-- Collected data --
================================
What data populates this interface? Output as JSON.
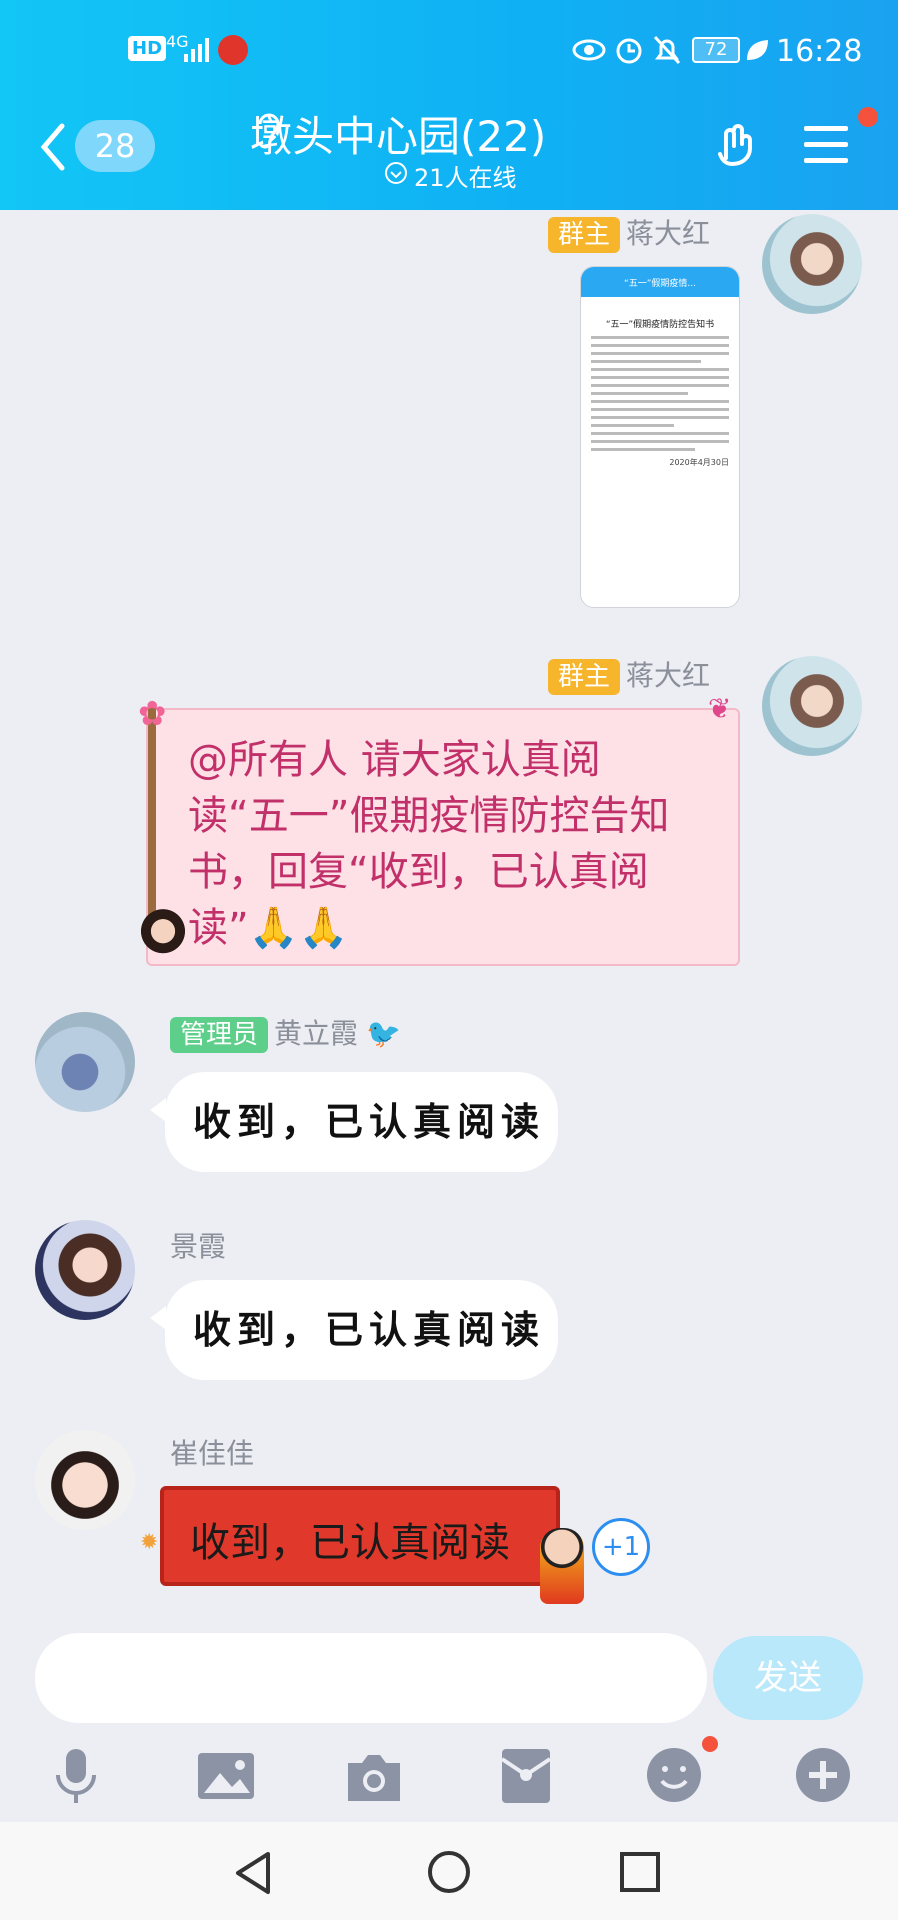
{
  "status_bar": {
    "hd": "HD",
    "network": "4G",
    "battery": "72",
    "time": "16:28"
  },
  "header": {
    "back_count": "28",
    "title": "墩头中心园(22)",
    "online": "21人在线"
  },
  "messages": [
    {
      "role_tag": "群主",
      "sender": "蒋大红",
      "type": "image",
      "image_title": "“五一”假期疫情防控告知书",
      "image_tab": "“五一”假期疫情...",
      "image_date": "2020年4月30日"
    },
    {
      "role_tag": "群主",
      "sender": "蒋大红",
      "type": "text",
      "text": "@所有人 请大家认真阅读“五一”假期疫情防控告知书，回复“收到，已认真阅读”🙏🙏"
    },
    {
      "role_tag": "管理员",
      "sender": "黄立霞",
      "type": "text",
      "text": "收到，已认真阅读"
    },
    {
      "sender": "景霞",
      "type": "text",
      "text": "收到，已认真阅读"
    },
    {
      "sender": "崔佳佳",
      "type": "text",
      "text": "收到，已认真阅读",
      "plus": "+1"
    }
  ],
  "composer": {
    "placeholder": "",
    "send_label": "发送"
  },
  "toolbar": [
    "mic-icon",
    "image-icon",
    "camera-icon",
    "red-packet-icon",
    "emoji-icon",
    "plus-icon"
  ],
  "colors": {
    "header": "#10b0f4",
    "owner_tag": "#f6b52a",
    "admin_tag": "#5dcf8a",
    "announcement_text": "#c2306a",
    "red_bubble": "#e0392b",
    "background": "#eceef4"
  }
}
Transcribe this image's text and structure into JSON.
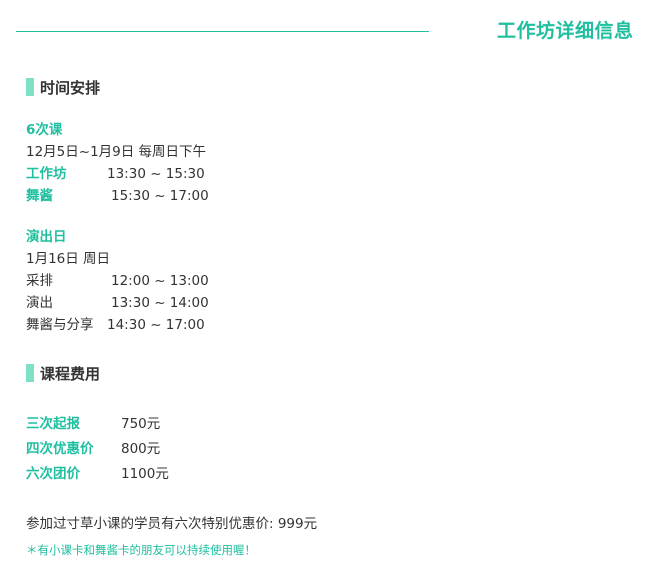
{
  "header": {
    "title": "工作坊详细信息"
  },
  "schedule": {
    "section_title": "时间安排",
    "block1": {
      "heading": "6次课",
      "date": "12月5日~1月9日 每周日下午",
      "rows": [
        {
          "label": "工作坊",
          "time": "13:30 ~ 15:30"
        },
        {
          "label": "舞酱",
          "time": "15:30 ~ 17:00"
        }
      ]
    },
    "block2": {
      "heading": "演出日",
      "date": "1月16日 周日",
      "rows": [
        {
          "label": "采排",
          "time": "12:00 ~ 13:00"
        },
        {
          "label": "演出",
          "time": "13:30 ~ 14:00"
        },
        {
          "label": "舞酱与分享",
          "time": "14:30 ~ 17:00"
        }
      ]
    }
  },
  "fees": {
    "section_title": "课程费用",
    "rows": [
      {
        "label": "三次起报",
        "price": "750元"
      },
      {
        "label": "四次优惠价",
        "price": "800元"
      },
      {
        "label": "六次团价",
        "price": "1100元"
      }
    ],
    "special": "参加过寸草小课的学员有六次特别优惠价:  999元",
    "note": "＊有小课卡和舞酱卡的朋友可以持续使用喔！"
  },
  "colors": {
    "accent": "#1fbf9f",
    "section_bar": "#7fe0c8",
    "text": "#333333"
  }
}
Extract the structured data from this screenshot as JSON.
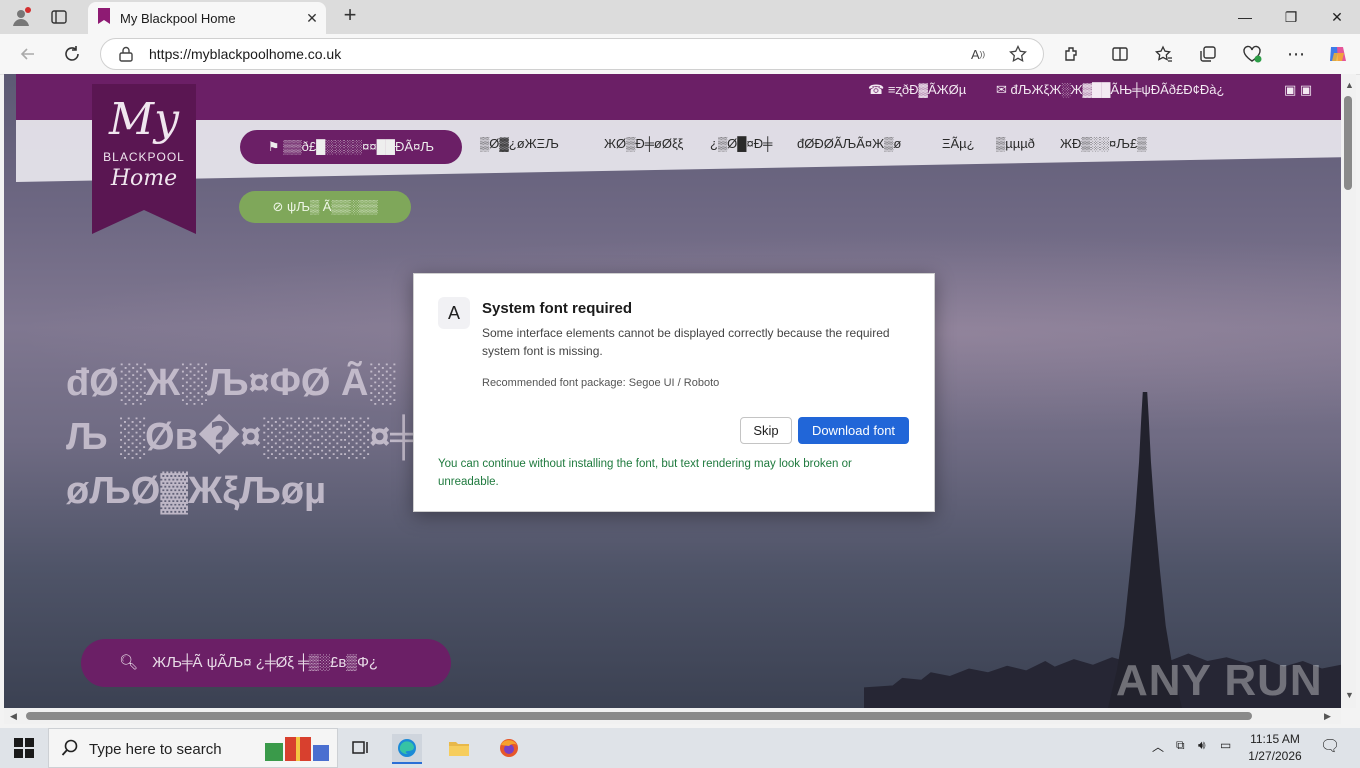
{
  "browser": {
    "tab_title": "My Blackpool Home",
    "url": "https://myblackpoolhome.co.uk",
    "accent": "#8e1b73"
  },
  "site": {
    "logo": {
      "my": "My",
      "blackpool": "BLACKPOOL",
      "home": "Home"
    },
    "topbar_phone": "≡ʐðĐ▓ÃЖØµ",
    "topbar_email": "đЉЖξЖ░Ж▓██ÃЊ╪ψĐÃð£Đ¢Đà¿",
    "primary_pill": "▒▒ð£█░░░░¤¤██ĐÃ¤Љ",
    "nav_links": [
      "▒Ø▓¿øЖΞЉ",
      "ЖØ▒Ð╪øØξξ",
      "¿▒Ø█¤Ð╪",
      "đØĐØÃЉÃ¤Ж▒ø",
      "ΞÃµ¿",
      "▒µµµð",
      "ЖĐ▒░░¤Љ£▒"
    ],
    "green_pill": "ψЉ▒ Ã▒▒░▒▒",
    "hero_lines": [
      "đØ░Ж░Љ¤ΦØ Ã░",
      "Љ ░Øв�¤░░░░¤╪Н",
      "øЉØ▓ЖξЉøµ"
    ],
    "search_pill": "ЖЉ╪Ã ψÃЉ¤ ¿╪Øξ ╪▒░£в▒Φ¿",
    "watermark": "ANY RUN"
  },
  "dialog": {
    "badge": "A",
    "title": "System font required",
    "body": "Some interface elements cannot be displayed correctly because the required system font is missing.",
    "recommended": "Recommended font package: Segoe UI / Roboto",
    "skip_label": "Skip",
    "download_label": "Download font",
    "footer": "You can continue without installing the font, but text rendering may look broken or unreadable.",
    "primary_color": "#2166d8",
    "footer_color": "#1f7a3e"
  },
  "taskbar": {
    "search_placeholder": "Type here to search",
    "time": "11:15 AM",
    "date": "1/27/2026"
  }
}
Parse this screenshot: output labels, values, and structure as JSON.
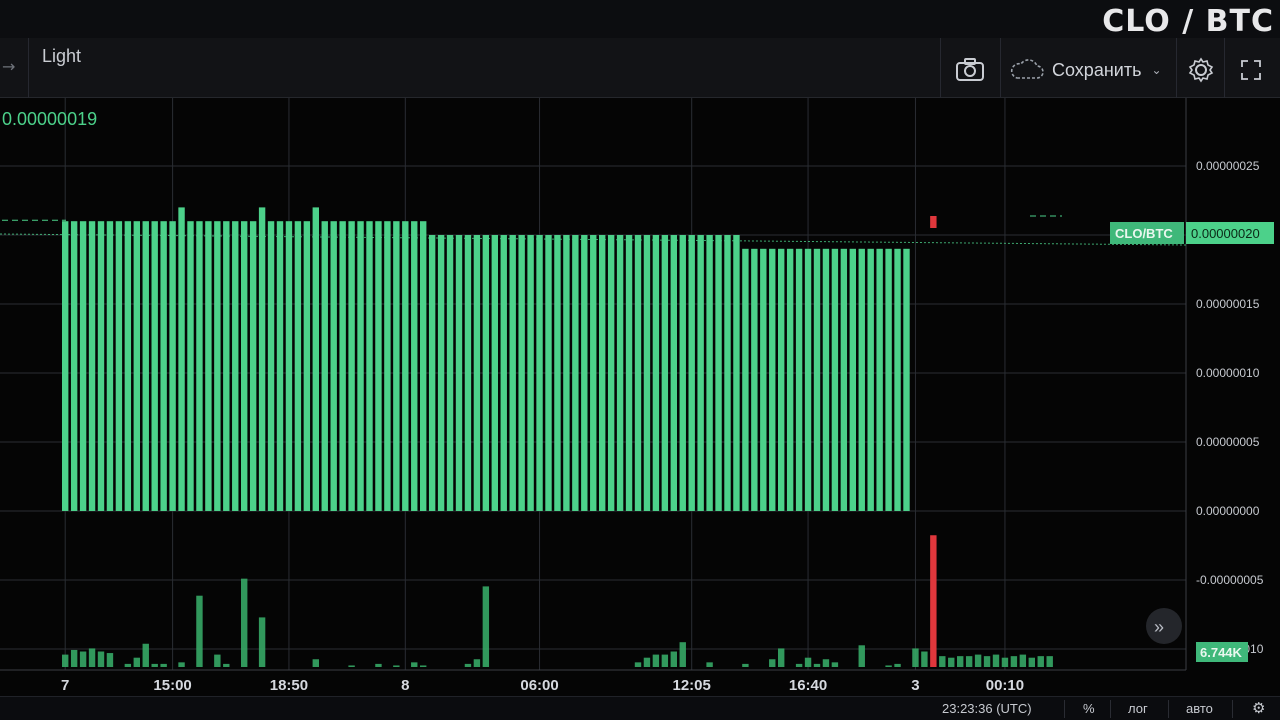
{
  "header": {
    "pair": "CLO / BTC"
  },
  "toolbar": {
    "theme_label": "Light",
    "save_label": "Сохранить",
    "icons": [
      "camera-icon",
      "cloud-icon",
      "gear-icon",
      "fullscreen-icon"
    ]
  },
  "legend": {
    "last_value": "0.00000019"
  },
  "price_tag": {
    "label": "CLO/BTC",
    "value": "0.00000020"
  },
  "volume_tag": {
    "value": "6.744K"
  },
  "bottom": {
    "time": "23:23:36 (UTC)",
    "percent": "%",
    "log": "лог",
    "auto": "авто"
  },
  "colors": {
    "up": "#4cd18a",
    "down": "#e0373c",
    "background": "#050505",
    "grid": "#2a2d33"
  },
  "chart_data": {
    "type": "bar",
    "title": "CLO / BTC",
    "price_axis": {
      "ticks": [
        "0.00000025",
        "0.00000020",
        "0.00000015",
        "0.00000010",
        "0.00000005",
        "0.00000000",
        "-0.00000005",
        "-0.00000010"
      ],
      "tick_values": [
        2.5e-07,
        2e-07,
        1.5e-07,
        1e-07,
        5e-08,
        0,
        -5e-08,
        -1e-07
      ],
      "range": [
        -1e-07,
        2.9e-07
      ]
    },
    "time_axis": {
      "ticks": [
        "7",
        "15:00",
        "18:50",
        "8",
        "06:00",
        "12:05",
        "16:40",
        "3",
        "00:10"
      ],
      "tick_index": [
        0,
        12,
        25,
        38,
        53,
        70,
        83,
        95,
        105
      ]
    },
    "series": [
      {
        "name": "CLO/BTC",
        "values": [
          2.1e-07,
          2.1e-07,
          2.1e-07,
          2.1e-07,
          2.1e-07,
          2.1e-07,
          2.1e-07,
          2.1e-07,
          2.1e-07,
          2.1e-07,
          2.1e-07,
          2.1e-07,
          2.1e-07,
          2.1e-07,
          2.1e-07,
          2.1e-07,
          2.1e-07,
          2.1e-07,
          2.1e-07,
          2.1e-07,
          2.1e-07,
          2.1e-07,
          2.1e-07,
          2.1e-07,
          2.1e-07,
          2.1e-07,
          2.1e-07,
          2.1e-07,
          2.1e-07,
          2.1e-07,
          2.1e-07,
          2.1e-07,
          2.1e-07,
          2.1e-07,
          2.1e-07,
          2.1e-07,
          2.1e-07,
          2.1e-07,
          2.1e-07,
          2.1e-07,
          2e-07,
          2e-07,
          2e-07,
          2e-07,
          2e-07,
          2e-07,
          2e-07,
          2e-07,
          2e-07,
          2e-07,
          2e-07,
          2e-07,
          2e-07,
          2e-07,
          2e-07,
          2e-07,
          2e-07,
          2e-07,
          2e-07,
          2e-07,
          2e-07,
          2e-07,
          2e-07,
          2e-07,
          2e-07,
          2e-07,
          2e-07,
          2e-07,
          2e-07,
          2e-07,
          2e-07,
          2e-07,
          2e-07,
          2e-07,
          2e-07,
          1.9e-07,
          1.9e-07,
          1.9e-07,
          1.9e-07,
          1.9e-07,
          1.9e-07,
          1.9e-07,
          1.9e-07,
          1.9e-07,
          1.9e-07,
          1.9e-07,
          1.9e-07,
          1.9e-07,
          1.9e-07,
          1.9e-07,
          1.9e-07,
          1.9e-07,
          1.9e-07,
          1.9e-07,
          1.9e-07,
          0.0,
          0.0,
          2.1e-07,
          0.0,
          0.0,
          0.0,
          0.0,
          0.0,
          0.0,
          0.0,
          0.0,
          0.0,
          0.0,
          0.0,
          0.0,
          0.0
        ],
        "highs": [
          2.1e-07,
          2.1e-07,
          2.1e-07,
          2.1e-07,
          2.1e-07,
          2.1e-07,
          2.1e-07,
          2.1e-07,
          2.1e-07,
          2.1e-07,
          2.1e-07,
          2.1e-07,
          2.1e-07,
          2.2e-07,
          2.1e-07,
          2.1e-07,
          2.1e-07,
          2.1e-07,
          2.1e-07,
          2.1e-07,
          2.1e-07,
          2.1e-07,
          2.2e-07,
          2.1e-07,
          2.1e-07,
          2.1e-07,
          2.1e-07,
          2.1e-07,
          2.2e-07,
          2.1e-07,
          2.1e-07,
          2.1e-07,
          2.1e-07,
          2.1e-07,
          2.1e-07,
          2.1e-07,
          2.1e-07,
          2.1e-07,
          2.1e-07,
          2.1e-07,
          2.1e-07,
          2e-07,
          2e-07,
          2e-07,
          2e-07,
          2e-07,
          2e-07,
          2e-07,
          2e-07,
          2e-07,
          2e-07,
          2e-07,
          2e-07,
          2e-07,
          2e-07,
          2e-07,
          2e-07,
          2e-07,
          2e-07,
          2e-07,
          2e-07,
          2e-07,
          2e-07,
          2e-07,
          2e-07,
          2e-07,
          2e-07,
          2e-07,
          2e-07,
          2e-07,
          2e-07,
          2e-07,
          2e-07,
          2e-07,
          2e-07,
          2e-07,
          1.9e-07,
          1.9e-07,
          1.9e-07,
          1.9e-07,
          1.9e-07,
          1.9e-07,
          1.9e-07,
          1.9e-07,
          1.9e-07,
          1.9e-07,
          1.9e-07,
          1.9e-07,
          1.9e-07,
          1.9e-07,
          1.9e-07,
          1.9e-07,
          1.9e-07,
          1.9e-07,
          1.9e-07,
          0.0,
          0.0,
          2.1e-07,
          0.0,
          0.0,
          0.0,
          0.0,
          0.0,
          0.0,
          0.0,
          0.0,
          0.0,
          0.0,
          0.0,
          0.0,
          0.0
        ]
      }
    ],
    "volume": {
      "values": [
        0.8,
        1.1,
        1.0,
        1.2,
        1.0,
        0.9,
        0.0,
        0.2,
        0.6,
        1.5,
        0.2,
        0.2,
        0.0,
        0.3,
        0.0,
        4.6,
        0.0,
        0.8,
        0.2,
        0.0,
        5.7,
        0.0,
        3.2,
        0.0,
        0.0,
        0.0,
        0.0,
        0.0,
        0.5,
        0.0,
        0.0,
        0.0,
        0.1,
        0.0,
        0.0,
        0.2,
        0.0,
        0.1,
        0.0,
        0.3,
        0.1,
        0.0,
        0.0,
        0.0,
        0.0,
        0.2,
        0.5,
        5.2,
        0.0,
        0.0,
        0.0,
        0.0,
        0.0,
        0.0,
        0.0,
        0.0,
        0.0,
        0.0,
        0.0,
        0.0,
        0.0,
        0.0,
        0.0,
        0.0,
        0.3,
        0.6,
        0.8,
        0.8,
        1.0,
        1.6,
        0.0,
        0.0,
        0.3,
        0.0,
        0.0,
        0.0,
        0.2,
        0.0,
        0.0,
        0.5,
        1.2,
        0.0,
        0.2,
        0.6,
        0.2,
        0.5,
        0.3,
        0.0,
        0.0,
        1.4,
        0.0,
        0.0,
        0.1,
        0.2,
        0.0,
        1.2,
        1.0,
        8.5,
        0.7,
        0.6,
        0.7,
        0.7,
        0.8,
        0.7,
        0.8,
        0.6,
        0.7,
        0.8,
        0.6,
        0.7,
        0.7
      ],
      "down_index": [
        97
      ]
    }
  }
}
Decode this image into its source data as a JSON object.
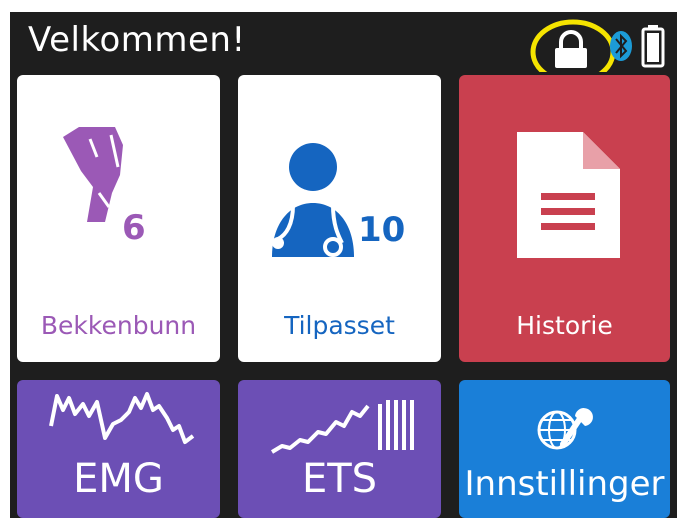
{
  "header": {
    "title": "Velkommen!",
    "icons": [
      "lock-icon",
      "bluetooth-icon",
      "battery-icon"
    ],
    "highlight_color": "#f5e400"
  },
  "tiles": {
    "pelvic": {
      "label": "Bekkenbunn",
      "count": "6",
      "color": "#9b59b6",
      "icon": "pelvis-icon"
    },
    "custom": {
      "label": "Tilpasset",
      "count": "10",
      "color": "#1565c0",
      "icon": "doctor-icon"
    },
    "history": {
      "label": "Historie",
      "color": "#c9404f",
      "icon": "document-icon"
    },
    "emg": {
      "label": "EMG",
      "color": "#6c4fb5",
      "icon": "emg-wave-icon"
    },
    "ets": {
      "label": "ETS",
      "color": "#6c4fb5",
      "icon": "ets-wave-icon"
    },
    "settings": {
      "label": "Innstillinger",
      "color": "#1a7fd8",
      "icon": "globe-wrench-icon"
    }
  }
}
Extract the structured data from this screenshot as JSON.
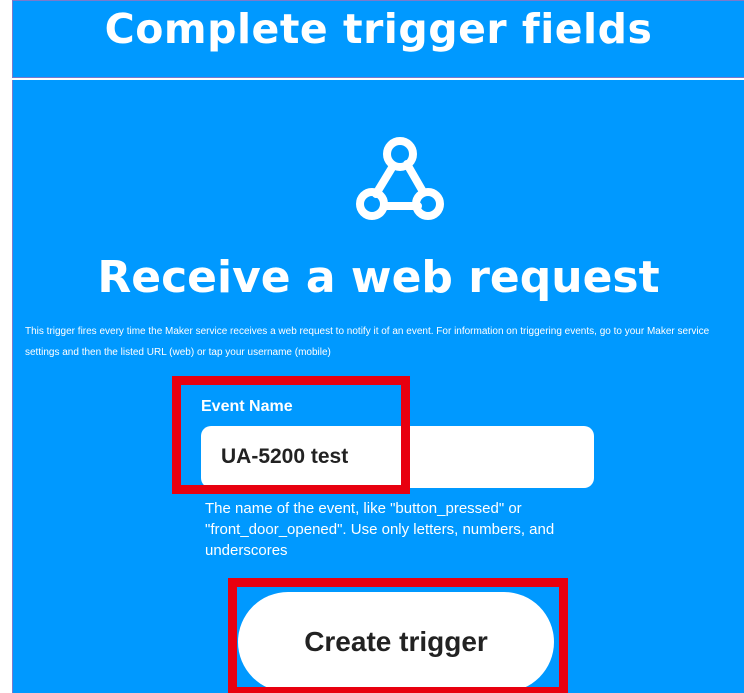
{
  "header": {
    "title": "Complete trigger fields"
  },
  "service": {
    "icon": "webhooks-icon",
    "title": "Receive a web request",
    "description": "This trigger fires every time the Maker service receives a web request to notify it of an event. For information on triggering events, go to your Maker service settings and then the listed URL (web) or tap your username (mobile)"
  },
  "event_field": {
    "label": "Event Name",
    "value": "UA-5200 test",
    "help": "The name of the event, like \"button_pressed\" or \"front_door_opened\". Use only letters, numbers, and underscores"
  },
  "actions": {
    "create_label": "Create trigger"
  },
  "colors": {
    "panel_background": "#0099ff",
    "highlight": "#e8000f",
    "text": "#ffffff"
  }
}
================================
-- EXERCISE TASK --
Count the lines above in which the word "service" appears, then state only that count.

-- ANSWER TO THE TASK --
2